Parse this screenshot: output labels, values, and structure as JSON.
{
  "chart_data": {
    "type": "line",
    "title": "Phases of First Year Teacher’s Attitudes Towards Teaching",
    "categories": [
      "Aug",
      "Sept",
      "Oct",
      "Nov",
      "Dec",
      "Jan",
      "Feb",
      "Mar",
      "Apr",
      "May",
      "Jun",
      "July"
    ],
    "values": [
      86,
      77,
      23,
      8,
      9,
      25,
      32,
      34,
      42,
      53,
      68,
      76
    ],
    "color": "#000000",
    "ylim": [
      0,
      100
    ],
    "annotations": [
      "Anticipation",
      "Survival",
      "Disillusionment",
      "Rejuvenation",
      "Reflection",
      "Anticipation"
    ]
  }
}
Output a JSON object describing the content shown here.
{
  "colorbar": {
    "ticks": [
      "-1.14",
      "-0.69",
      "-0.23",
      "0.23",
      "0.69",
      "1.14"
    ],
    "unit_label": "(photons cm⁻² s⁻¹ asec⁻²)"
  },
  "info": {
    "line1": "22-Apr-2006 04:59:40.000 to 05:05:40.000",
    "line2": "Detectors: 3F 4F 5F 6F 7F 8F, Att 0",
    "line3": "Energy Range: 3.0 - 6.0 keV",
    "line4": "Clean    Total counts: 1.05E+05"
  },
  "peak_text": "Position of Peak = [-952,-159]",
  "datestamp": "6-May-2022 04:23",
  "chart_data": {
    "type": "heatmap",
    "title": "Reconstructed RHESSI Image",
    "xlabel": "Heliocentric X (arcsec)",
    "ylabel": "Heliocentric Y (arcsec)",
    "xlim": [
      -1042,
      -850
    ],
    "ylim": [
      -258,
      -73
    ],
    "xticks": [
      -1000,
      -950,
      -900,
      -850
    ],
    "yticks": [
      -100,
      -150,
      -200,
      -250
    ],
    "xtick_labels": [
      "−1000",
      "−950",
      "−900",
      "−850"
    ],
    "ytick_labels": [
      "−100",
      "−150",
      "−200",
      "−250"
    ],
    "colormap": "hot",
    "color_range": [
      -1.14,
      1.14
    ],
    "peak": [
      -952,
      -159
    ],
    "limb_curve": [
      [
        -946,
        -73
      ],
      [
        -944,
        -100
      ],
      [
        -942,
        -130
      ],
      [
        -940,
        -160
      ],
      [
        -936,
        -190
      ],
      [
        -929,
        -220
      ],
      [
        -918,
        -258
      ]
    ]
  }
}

§ WRITTEN REQUEST:
Which lines of the material contain the string "Heliocentric"? List each of them.

§ COMPLETE ANSWER:
    "xlabel": "Heliocentric X (arcsec)",
    "ylabel": "Heliocentric Y (arcsec)",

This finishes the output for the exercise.